====== DATA SHOWN

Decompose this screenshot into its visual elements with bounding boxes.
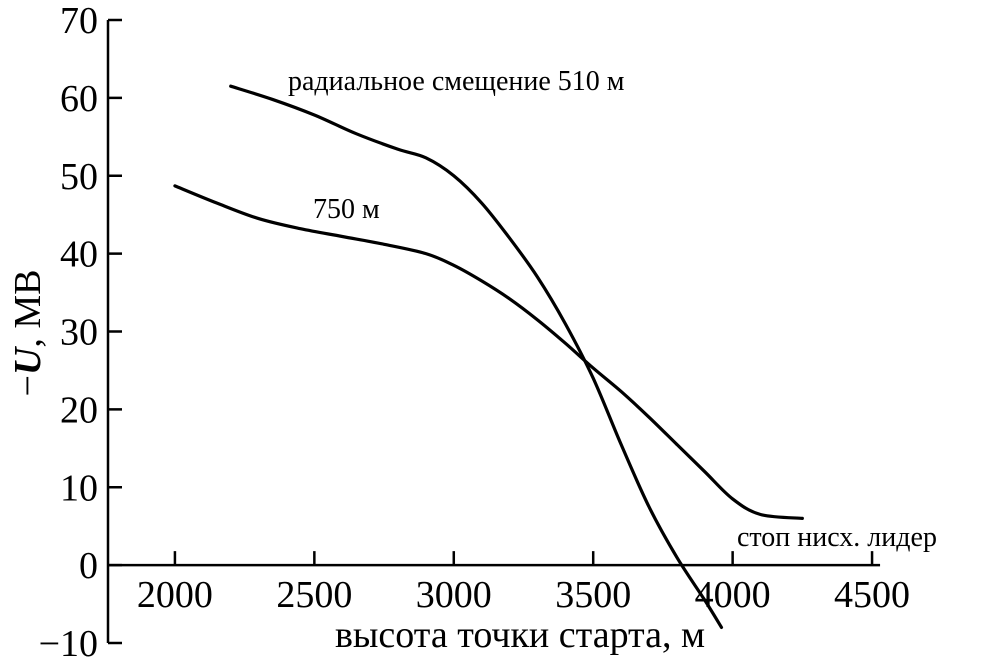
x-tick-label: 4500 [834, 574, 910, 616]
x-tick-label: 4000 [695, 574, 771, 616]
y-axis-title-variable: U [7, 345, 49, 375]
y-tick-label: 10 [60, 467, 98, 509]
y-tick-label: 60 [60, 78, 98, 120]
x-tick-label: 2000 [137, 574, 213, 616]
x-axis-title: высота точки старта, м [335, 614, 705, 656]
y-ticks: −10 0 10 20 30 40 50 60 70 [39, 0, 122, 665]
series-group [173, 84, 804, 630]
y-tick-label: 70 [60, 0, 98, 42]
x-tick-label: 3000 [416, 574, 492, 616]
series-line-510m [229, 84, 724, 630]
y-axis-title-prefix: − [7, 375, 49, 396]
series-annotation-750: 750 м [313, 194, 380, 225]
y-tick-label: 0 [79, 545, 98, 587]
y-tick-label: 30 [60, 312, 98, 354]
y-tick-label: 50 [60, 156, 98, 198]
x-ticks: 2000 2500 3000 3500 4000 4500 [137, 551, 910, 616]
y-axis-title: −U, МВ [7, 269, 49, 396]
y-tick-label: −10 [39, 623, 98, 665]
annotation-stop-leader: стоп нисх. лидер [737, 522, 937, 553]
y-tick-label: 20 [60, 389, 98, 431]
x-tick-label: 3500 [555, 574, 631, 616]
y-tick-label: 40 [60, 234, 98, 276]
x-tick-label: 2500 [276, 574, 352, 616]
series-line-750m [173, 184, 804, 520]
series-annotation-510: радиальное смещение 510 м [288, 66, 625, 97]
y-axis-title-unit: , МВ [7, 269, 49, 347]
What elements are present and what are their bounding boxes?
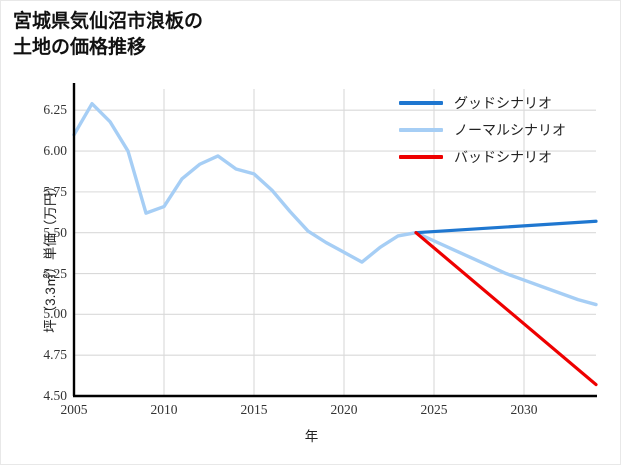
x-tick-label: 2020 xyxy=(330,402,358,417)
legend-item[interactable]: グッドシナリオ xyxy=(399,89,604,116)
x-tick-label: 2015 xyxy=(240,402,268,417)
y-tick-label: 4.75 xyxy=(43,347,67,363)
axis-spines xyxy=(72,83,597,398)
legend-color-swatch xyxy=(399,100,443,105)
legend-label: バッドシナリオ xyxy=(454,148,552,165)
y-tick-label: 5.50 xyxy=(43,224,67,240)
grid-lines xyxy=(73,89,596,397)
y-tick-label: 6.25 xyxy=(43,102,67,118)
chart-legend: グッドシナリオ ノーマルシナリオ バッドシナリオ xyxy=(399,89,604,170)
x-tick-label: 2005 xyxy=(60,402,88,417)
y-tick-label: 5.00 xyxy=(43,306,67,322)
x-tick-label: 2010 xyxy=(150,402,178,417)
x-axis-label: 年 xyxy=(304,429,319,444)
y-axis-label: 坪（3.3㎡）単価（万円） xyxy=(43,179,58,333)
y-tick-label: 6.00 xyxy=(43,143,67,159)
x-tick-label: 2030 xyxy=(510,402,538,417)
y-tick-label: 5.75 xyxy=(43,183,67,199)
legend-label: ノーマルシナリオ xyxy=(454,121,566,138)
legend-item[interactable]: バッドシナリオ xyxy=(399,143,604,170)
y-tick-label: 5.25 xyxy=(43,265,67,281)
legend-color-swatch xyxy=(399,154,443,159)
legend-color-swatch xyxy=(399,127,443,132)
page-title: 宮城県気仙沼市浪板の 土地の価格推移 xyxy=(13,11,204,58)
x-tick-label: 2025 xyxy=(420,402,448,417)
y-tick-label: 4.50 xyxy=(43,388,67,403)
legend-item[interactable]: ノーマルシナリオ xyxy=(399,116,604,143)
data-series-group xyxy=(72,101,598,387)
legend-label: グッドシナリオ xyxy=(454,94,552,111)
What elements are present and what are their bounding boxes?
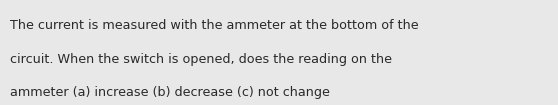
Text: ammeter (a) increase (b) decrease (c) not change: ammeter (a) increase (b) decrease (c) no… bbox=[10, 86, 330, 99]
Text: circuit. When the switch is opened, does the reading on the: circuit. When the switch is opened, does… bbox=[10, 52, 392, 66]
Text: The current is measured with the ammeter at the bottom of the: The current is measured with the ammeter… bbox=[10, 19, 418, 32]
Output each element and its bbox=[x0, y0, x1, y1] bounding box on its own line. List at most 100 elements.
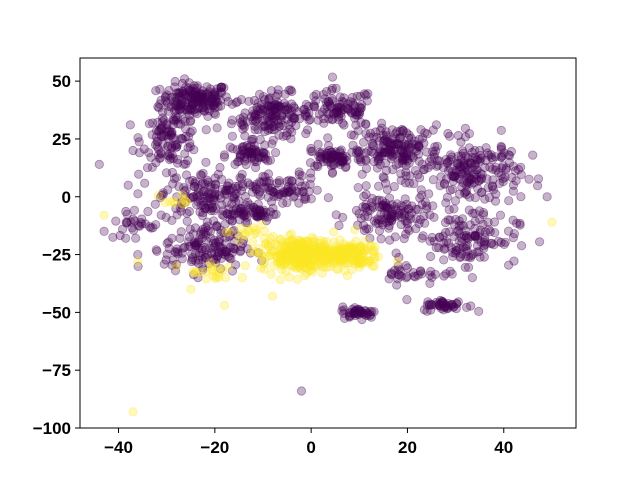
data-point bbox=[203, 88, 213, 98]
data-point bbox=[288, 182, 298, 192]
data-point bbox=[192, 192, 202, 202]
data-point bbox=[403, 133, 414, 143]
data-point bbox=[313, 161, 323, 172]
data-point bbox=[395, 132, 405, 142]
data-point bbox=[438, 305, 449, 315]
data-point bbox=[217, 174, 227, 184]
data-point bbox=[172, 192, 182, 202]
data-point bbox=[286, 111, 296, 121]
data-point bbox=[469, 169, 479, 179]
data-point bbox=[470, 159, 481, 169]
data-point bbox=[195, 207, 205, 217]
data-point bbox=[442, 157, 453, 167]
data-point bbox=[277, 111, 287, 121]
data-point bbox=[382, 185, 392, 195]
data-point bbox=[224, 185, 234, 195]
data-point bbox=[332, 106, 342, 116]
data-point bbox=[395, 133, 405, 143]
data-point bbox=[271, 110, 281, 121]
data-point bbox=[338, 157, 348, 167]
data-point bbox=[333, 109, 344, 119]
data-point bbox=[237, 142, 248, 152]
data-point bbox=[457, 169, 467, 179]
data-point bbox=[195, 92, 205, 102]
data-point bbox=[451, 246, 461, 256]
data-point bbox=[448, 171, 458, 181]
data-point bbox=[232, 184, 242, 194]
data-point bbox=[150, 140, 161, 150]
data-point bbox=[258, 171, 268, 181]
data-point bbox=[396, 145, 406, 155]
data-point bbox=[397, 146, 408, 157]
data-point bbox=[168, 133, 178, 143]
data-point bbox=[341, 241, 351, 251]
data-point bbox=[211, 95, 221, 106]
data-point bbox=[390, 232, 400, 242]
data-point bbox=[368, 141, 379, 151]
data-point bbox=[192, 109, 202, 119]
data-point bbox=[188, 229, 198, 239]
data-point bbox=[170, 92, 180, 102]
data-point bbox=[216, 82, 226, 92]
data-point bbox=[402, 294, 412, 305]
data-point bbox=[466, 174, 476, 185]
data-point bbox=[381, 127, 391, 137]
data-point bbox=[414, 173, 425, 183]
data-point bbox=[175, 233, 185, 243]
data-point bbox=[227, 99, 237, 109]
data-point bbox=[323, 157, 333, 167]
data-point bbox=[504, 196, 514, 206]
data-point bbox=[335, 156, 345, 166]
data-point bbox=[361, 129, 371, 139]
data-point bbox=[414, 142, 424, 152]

============

DESCRIPTION OF THE TASK -
Rewrite all the records above with every "x-tick-label" swapped for "x-axis-tick", changing nothing else. Omit the pictures from your answer.

OUTPUT BELOW -
Decompose this screenshot into its visual elements with bounding boxes.
x-axis-tick: 4500 [834, 574, 910, 616]
x-axis-tick: 4000 [695, 574, 771, 616]
y-axis-title-variable: U [7, 345, 49, 375]
y-tick-label: 10 [60, 467, 98, 509]
y-tick-label: 60 [60, 78, 98, 120]
x-axis-tick: 2000 [137, 574, 213, 616]
x-axis-title: высота точки старта, м [335, 614, 705, 656]
y-ticks: −10 0 10 20 30 40 50 60 70 [39, 0, 122, 665]
series-group [173, 84, 804, 630]
y-tick-label: 70 [60, 0, 98, 42]
x-axis-tick: 3000 [416, 574, 492, 616]
series-line-510m [229, 84, 724, 630]
y-axis-title-prefix: − [7, 375, 49, 396]
series-annotation-750: 750 м [313, 194, 380, 225]
y-tick-label: 0 [79, 545, 98, 587]
y-tick-label: 30 [60, 312, 98, 354]
y-tick-label: 50 [60, 156, 98, 198]
x-ticks: 2000 2500 3000 3500 4000 4500 [137, 551, 910, 616]
y-axis-title: −U, МВ [7, 269, 49, 396]
y-tick-label: −10 [39, 623, 98, 665]
annotation-stop-leader: стоп нисх. лидер [737, 522, 937, 553]
y-tick-label: 20 [60, 389, 98, 431]
x-axis-tick: 3500 [555, 574, 631, 616]
y-tick-label: 40 [60, 234, 98, 276]
x-axis-tick: 2500 [276, 574, 352, 616]
series-line-750m [173, 184, 804, 520]
series-annotation-510: радиальное смещение 510 м [288, 66, 625, 97]
y-axis-title-unit: , МВ [7, 269, 49, 347]
What elements are present and what are their bounding boxes?
x-axis-tick: 2020 xyxy=(330,402,358,417)
legend-item[interactable]: グッドシナリオ xyxy=(399,89,604,116)
x-axis-tick: 2015 xyxy=(240,402,268,417)
y-tick-label: 4.75 xyxy=(43,347,67,363)
axis-spines xyxy=(72,83,597,398)
legend-color-swatch xyxy=(399,100,443,105)
legend-label: バッドシナリオ xyxy=(454,148,552,165)
y-tick-label: 5.50 xyxy=(43,224,67,240)
grid-lines xyxy=(73,89,596,397)
y-tick-label: 6.25 xyxy=(43,102,67,118)
chart-legend: グッドシナリオ ノーマルシナリオ バッドシナリオ xyxy=(399,89,604,170)
x-axis-tick: 2005 xyxy=(60,402,88,417)
y-tick-label: 5.00 xyxy=(43,306,67,322)
x-axis-tick: 2010 xyxy=(150,402,178,417)
x-axis-label: 年 xyxy=(304,429,319,444)
y-axis-label: 坪（3.3㎡）単価（万円） xyxy=(43,179,58,333)
y-tick-label: 6.00 xyxy=(43,143,67,159)
x-axis-tick: 2030 xyxy=(510,402,538,417)
y-tick-label: 5.75 xyxy=(43,183,67,199)
legend-label: ノーマルシナリオ xyxy=(454,121,566,138)
legend-item[interactable]: バッドシナリオ xyxy=(399,143,604,170)
y-tick-label: 5.25 xyxy=(43,265,67,281)
legend-color-swatch xyxy=(399,154,443,159)
legend-color-swatch xyxy=(399,127,443,132)
page-title: 宮城県気仙沼市浪板の 土地の価格推移 xyxy=(13,11,204,58)
x-axis-tick: 2025 xyxy=(420,402,448,417)
y-tick-label: 4.50 xyxy=(43,388,67,403)
legend-item[interactable]: ノーマルシナリオ xyxy=(399,116,604,143)
data-series-group xyxy=(72,101,598,387)
legend-label: グッドシナリオ xyxy=(454,94,552,111)
What elements are present and what are their bounding boxes?
Text: ammeter (a) increase (b) decrease (c) not change: ammeter (a) increase (b) decrease (c) no… bbox=[10, 86, 330, 99]
Text: circuit. When the switch is opened, does the reading on the: circuit. When the switch is opened, does… bbox=[10, 52, 392, 66]
Text: The current is measured with the ammeter at the bottom of the: The current is measured with the ammeter… bbox=[10, 19, 418, 32]
Output each element and its bbox=[x0, y0, x1, y1] bounding box on its own line. List at most 100 elements.
data-point bbox=[203, 88, 213, 98]
data-point bbox=[288, 182, 298, 192]
data-point bbox=[192, 192, 202, 202]
data-point bbox=[403, 133, 414, 143]
data-point bbox=[313, 161, 323, 172]
data-point bbox=[395, 132, 405, 142]
data-point bbox=[438, 305, 449, 315]
data-point bbox=[217, 174, 227, 184]
data-point bbox=[172, 192, 182, 202]
data-point bbox=[286, 111, 296, 121]
data-point bbox=[469, 169, 479, 179]
data-point bbox=[470, 159, 481, 169]
data-point bbox=[195, 207, 205, 217]
data-point bbox=[442, 157, 453, 167]
data-point bbox=[277, 111, 287, 121]
data-point bbox=[382, 185, 392, 195]
data-point bbox=[224, 185, 234, 195]
data-point bbox=[332, 106, 342, 116]
data-point bbox=[395, 133, 405, 143]
data-point bbox=[271, 110, 281, 121]
data-point bbox=[338, 157, 348, 167]
data-point bbox=[333, 109, 344, 119]
data-point bbox=[237, 142, 248, 152]
data-point bbox=[457, 169, 467, 179]
data-point bbox=[195, 92, 205, 102]
data-point bbox=[451, 246, 461, 256]
data-point bbox=[448, 171, 458, 181]
data-point bbox=[232, 184, 242, 194]
data-point bbox=[150, 140, 161, 150]
data-point bbox=[258, 171, 268, 181]
data-point bbox=[396, 145, 406, 155]
data-point bbox=[397, 146, 408, 157]
data-point bbox=[168, 133, 178, 143]
data-point bbox=[341, 241, 351, 251]
data-point bbox=[211, 95, 221, 106]
data-point bbox=[390, 232, 400, 242]
data-point bbox=[368, 141, 379, 151]
data-point bbox=[192, 109, 202, 119]
data-point bbox=[188, 229, 198, 239]
data-point bbox=[170, 92, 180, 102]
data-point bbox=[216, 82, 226, 92]
data-point bbox=[402, 294, 412, 305]
data-point bbox=[466, 174, 476, 185]
data-point bbox=[381, 127, 391, 137]
data-point bbox=[414, 173, 425, 183]
data-point bbox=[175, 233, 185, 243]
data-point bbox=[227, 99, 237, 109]
data-point bbox=[323, 157, 333, 167]
data-point bbox=[504, 196, 514, 206]
data-point bbox=[335, 156, 345, 166]
data-point bbox=[361, 129, 371, 139]
data-point bbox=[414, 142, 424, 152]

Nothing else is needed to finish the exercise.